── Supplied records
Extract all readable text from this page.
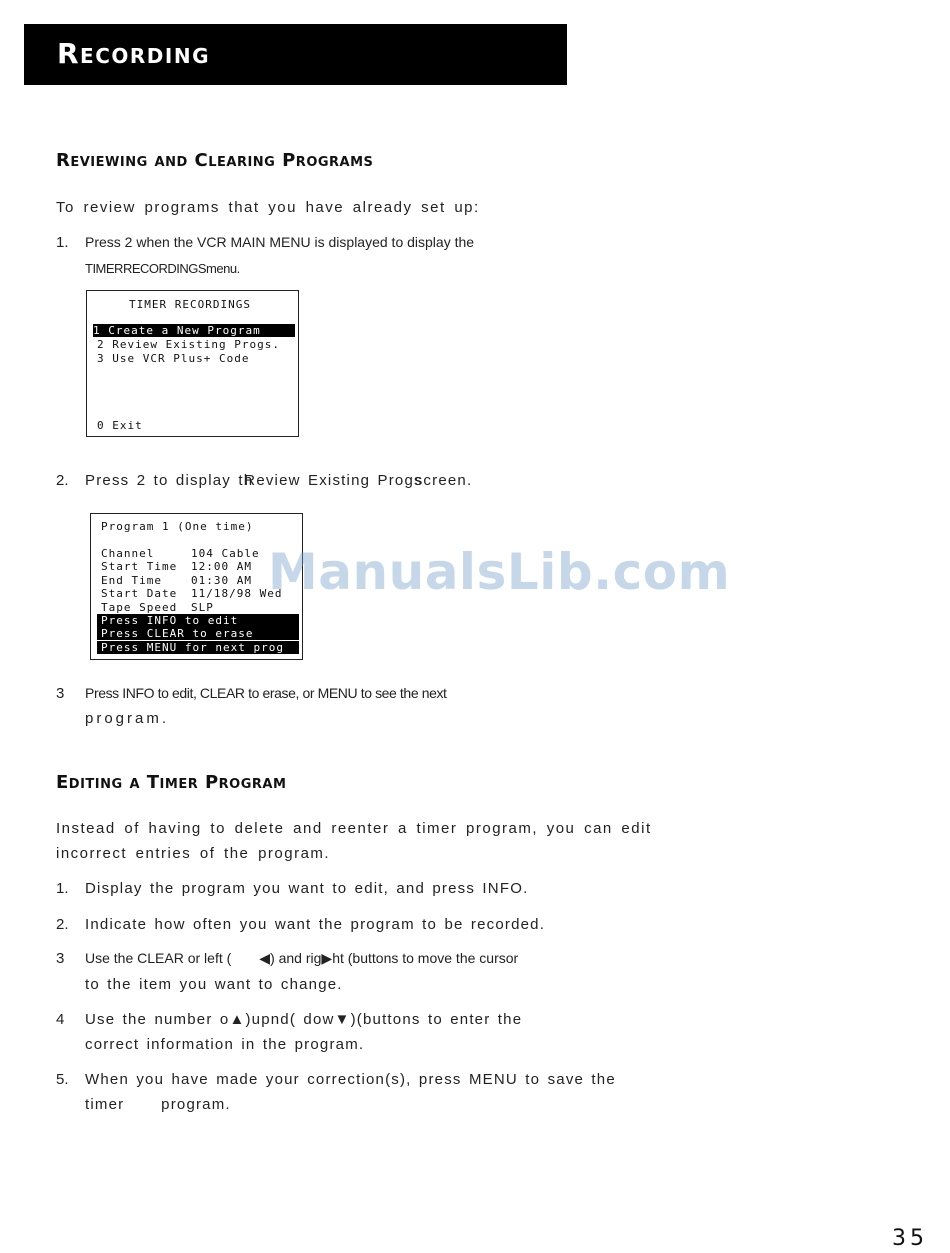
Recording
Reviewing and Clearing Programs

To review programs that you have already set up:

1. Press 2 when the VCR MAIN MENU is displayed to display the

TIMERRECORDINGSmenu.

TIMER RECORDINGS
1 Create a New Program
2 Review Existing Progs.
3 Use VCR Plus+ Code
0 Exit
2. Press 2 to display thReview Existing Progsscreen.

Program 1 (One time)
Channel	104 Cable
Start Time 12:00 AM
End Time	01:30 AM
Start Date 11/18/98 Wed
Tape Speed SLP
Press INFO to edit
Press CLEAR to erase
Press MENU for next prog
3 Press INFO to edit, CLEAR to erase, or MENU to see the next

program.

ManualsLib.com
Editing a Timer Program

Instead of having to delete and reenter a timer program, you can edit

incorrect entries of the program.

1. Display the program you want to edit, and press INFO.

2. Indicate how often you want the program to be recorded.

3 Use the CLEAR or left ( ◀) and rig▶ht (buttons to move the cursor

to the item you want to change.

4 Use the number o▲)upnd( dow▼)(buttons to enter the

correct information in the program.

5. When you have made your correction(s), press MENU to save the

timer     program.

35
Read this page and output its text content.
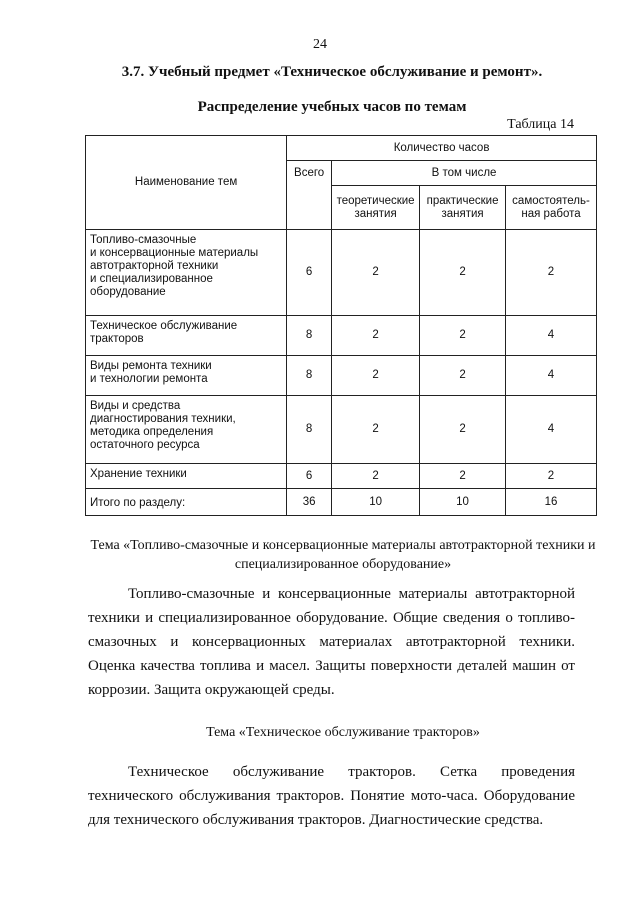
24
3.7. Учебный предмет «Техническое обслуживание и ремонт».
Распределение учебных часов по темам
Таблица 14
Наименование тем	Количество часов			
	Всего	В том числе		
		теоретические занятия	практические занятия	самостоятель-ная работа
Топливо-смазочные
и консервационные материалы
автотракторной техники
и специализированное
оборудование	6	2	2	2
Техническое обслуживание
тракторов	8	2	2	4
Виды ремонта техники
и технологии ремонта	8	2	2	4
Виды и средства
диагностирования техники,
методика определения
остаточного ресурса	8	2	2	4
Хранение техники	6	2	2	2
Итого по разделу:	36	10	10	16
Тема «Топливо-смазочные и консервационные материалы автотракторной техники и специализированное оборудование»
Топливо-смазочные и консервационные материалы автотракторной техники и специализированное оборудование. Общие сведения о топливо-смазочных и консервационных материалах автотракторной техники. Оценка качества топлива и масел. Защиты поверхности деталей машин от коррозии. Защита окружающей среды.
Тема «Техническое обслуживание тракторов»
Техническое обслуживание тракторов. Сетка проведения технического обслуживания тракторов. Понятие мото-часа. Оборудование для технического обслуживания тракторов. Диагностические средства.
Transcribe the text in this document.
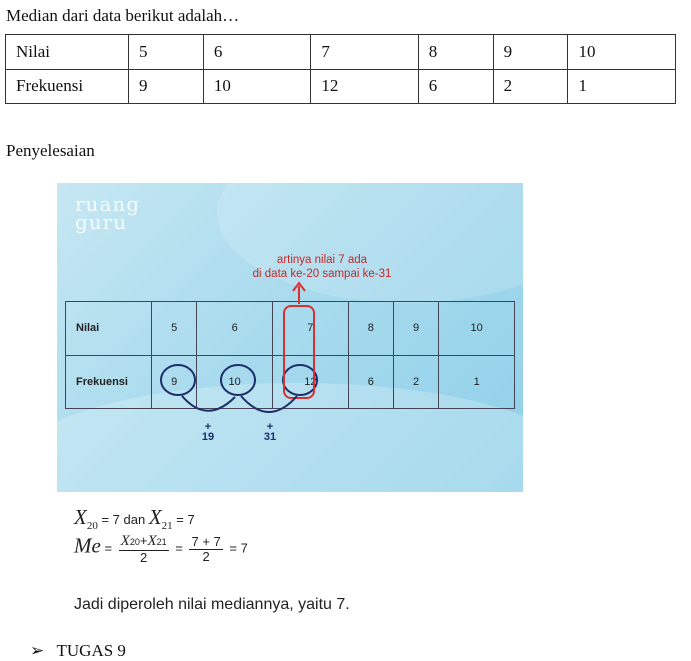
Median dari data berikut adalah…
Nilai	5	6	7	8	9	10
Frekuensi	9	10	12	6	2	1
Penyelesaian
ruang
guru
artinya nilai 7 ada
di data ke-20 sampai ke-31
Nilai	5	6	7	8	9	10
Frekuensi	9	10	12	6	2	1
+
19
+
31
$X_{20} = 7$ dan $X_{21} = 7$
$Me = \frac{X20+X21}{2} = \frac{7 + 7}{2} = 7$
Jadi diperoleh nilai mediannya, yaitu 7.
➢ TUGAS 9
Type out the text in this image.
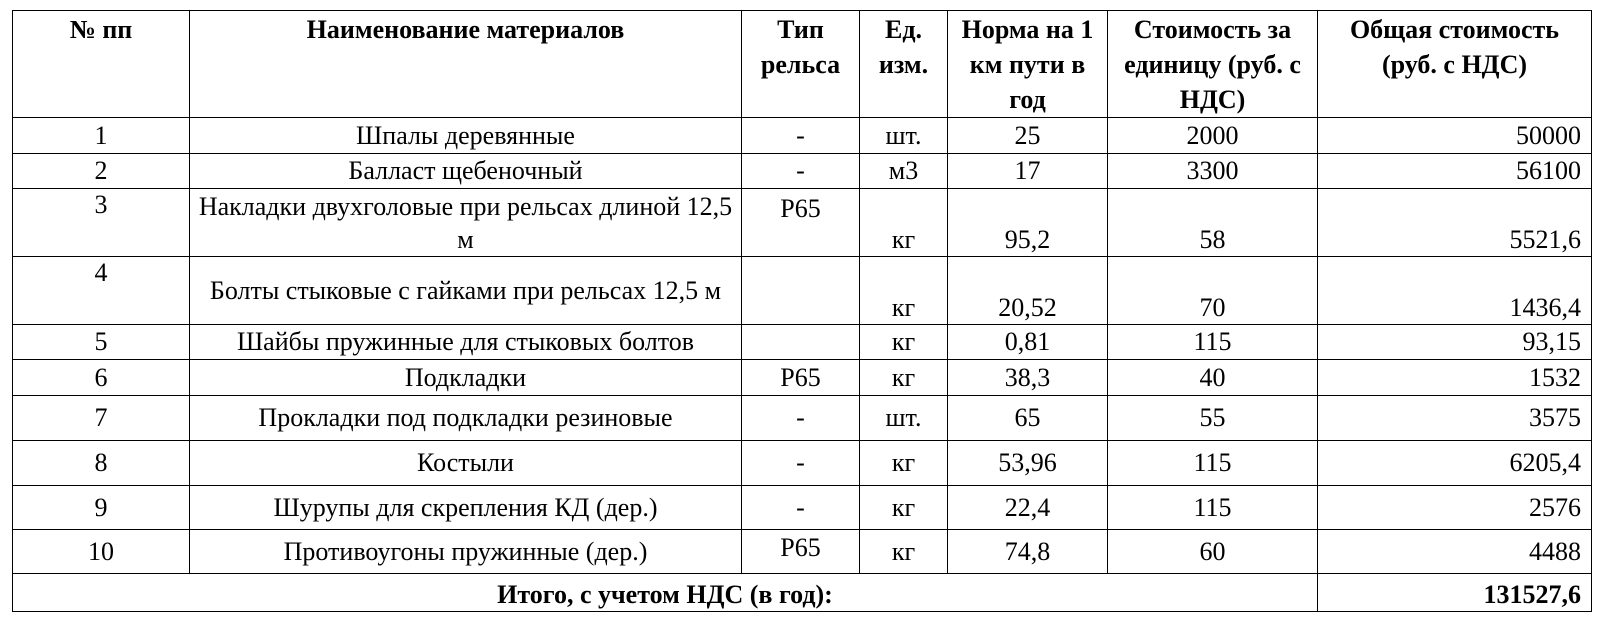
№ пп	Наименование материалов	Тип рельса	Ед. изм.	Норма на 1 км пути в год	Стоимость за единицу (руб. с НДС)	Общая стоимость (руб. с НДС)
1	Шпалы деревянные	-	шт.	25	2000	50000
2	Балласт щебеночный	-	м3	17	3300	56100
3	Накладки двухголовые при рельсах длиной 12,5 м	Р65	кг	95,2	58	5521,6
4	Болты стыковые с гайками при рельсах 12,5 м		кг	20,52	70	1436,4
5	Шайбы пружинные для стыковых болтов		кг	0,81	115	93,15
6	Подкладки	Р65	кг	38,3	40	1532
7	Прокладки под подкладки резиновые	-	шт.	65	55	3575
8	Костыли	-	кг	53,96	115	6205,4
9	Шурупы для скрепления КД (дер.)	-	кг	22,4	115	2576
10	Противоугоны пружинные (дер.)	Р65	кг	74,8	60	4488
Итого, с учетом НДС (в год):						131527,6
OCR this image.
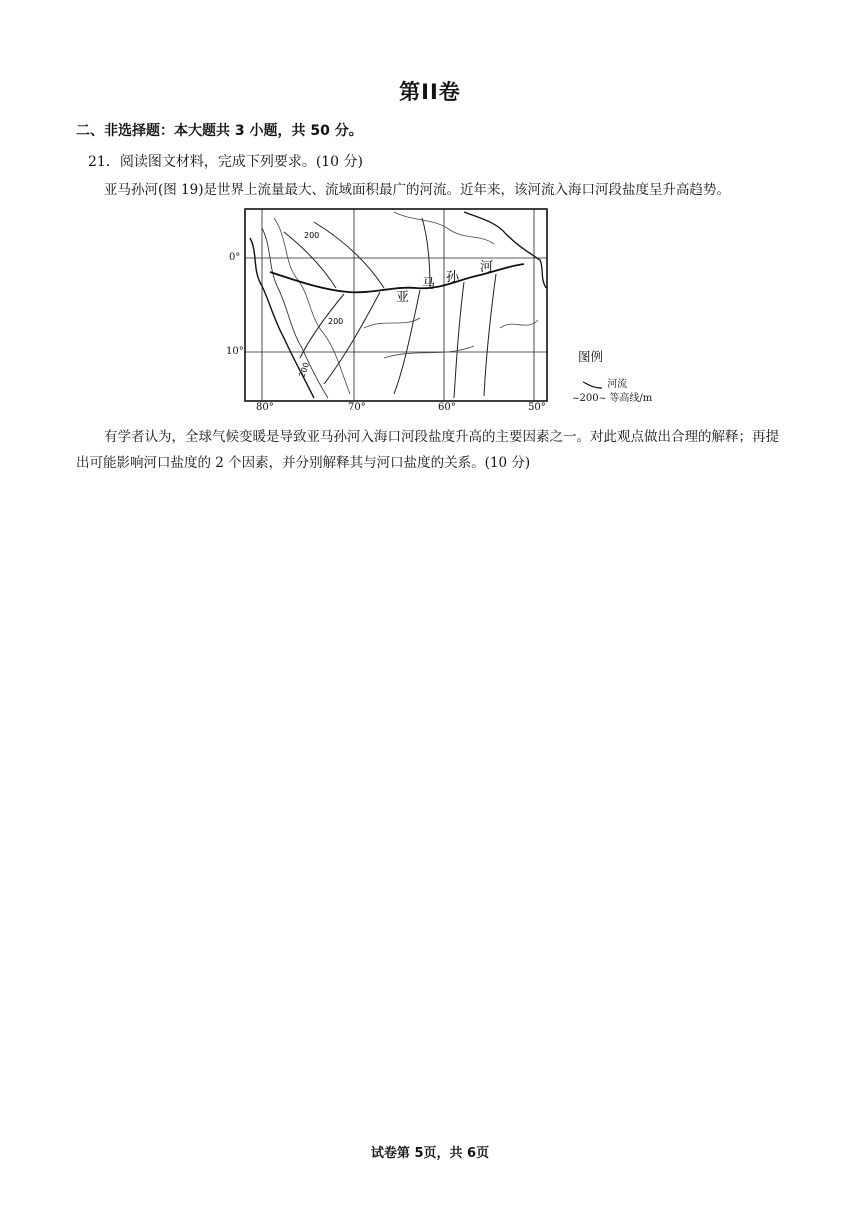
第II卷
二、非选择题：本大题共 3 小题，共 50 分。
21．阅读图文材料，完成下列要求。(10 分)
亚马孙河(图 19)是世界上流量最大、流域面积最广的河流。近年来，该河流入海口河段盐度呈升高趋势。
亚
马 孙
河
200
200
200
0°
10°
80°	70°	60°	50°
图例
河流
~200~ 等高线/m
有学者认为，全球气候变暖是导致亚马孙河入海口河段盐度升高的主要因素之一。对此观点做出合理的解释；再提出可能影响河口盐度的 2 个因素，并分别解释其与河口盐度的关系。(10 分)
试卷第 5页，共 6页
────
**Requirements**
Take the line that contains "Transcribe the text in this document." as the first and the last line of the records as the end, and please quote those lines exactly, pictures omitted.

**Exercise result**
Transcribe the text in this document.
Median dari data berikut adalah…
Nilai	5	6	7	8	9	10
Frekuensi	9	10	12	6	2	1
Penyelesaian
ruang
guru
artinya nilai 7 ada
di data ke-20 sampai ke-31
Nilai	5	6	7	8	9	10
Frekuensi	9	10	12	6	2	1
+
19
+
31
$X_{20} = 7$ dan $X_{21} = 7$
$Me = \frac{X20+X21}{2} = \frac{7 + 7}{2} = 7$
Jadi diperoleh nilai mediannya, yaitu 7.
➢ TUGAS 9
Type out the text in this image.
№ пп	Наименование материалов	Тип рельса	Ед. изм.	Норма на 1 км пути в год	Стоимость за единицу (руб. с НДС)	Общая стоимость (руб. с НДС)
1	Шпалы деревянные	-	шт.	25	2000	50000
2	Балласт щебеночный	-	м3	17	3300	56100
3	Накладки двухголовые при рельсах длиной 12,5 м	Р65	кг	95,2	58	5521,6
4	Болты стыковые с гайками при рельсах 12,5 м		кг	20,52	70	1436,4
5	Шайбы пружинные для стыковых болтов		кг	0,81	115	93,15
6	Подкладки	Р65	кг	38,3	40	1532
7	Прокладки под подкладки резиновые	-	шт.	65	55	3575
8	Костыли	-	кг	53,96	115	6205,4
9	Шурупы для скрепления КД (дер.)	-	кг	22,4	115	2576
10	Противоугоны пружинные (дер.)	Р65	кг	74,8	60	4488
Итого, с учетом НДС (в год):						131527,6
OCR this image.
第II卷
二、非选择题：本大题共 3 小题，共 50 分。
21．阅读图文材料，完成下列要求。(10 分)
亚马孙河(图 19)是世界上流量最大、流域面积最广的河流。近年来，该河流入海口河段盐度呈升高趋势。
亚
马 孙
河
200
200
200
0°
10°
80°	70°	60°	50°
图例
河流
~200~ 等高线/m
有学者认为，全球气候变暖是导致亚马孙河入海口河段盐度升高的主要因素之一。对此观点做出合理的解释；再提出可能影响河口盐度的 2 个因素，并分别解释其与河口盐度的关系。(10 分)
试卷第 5页，共 6页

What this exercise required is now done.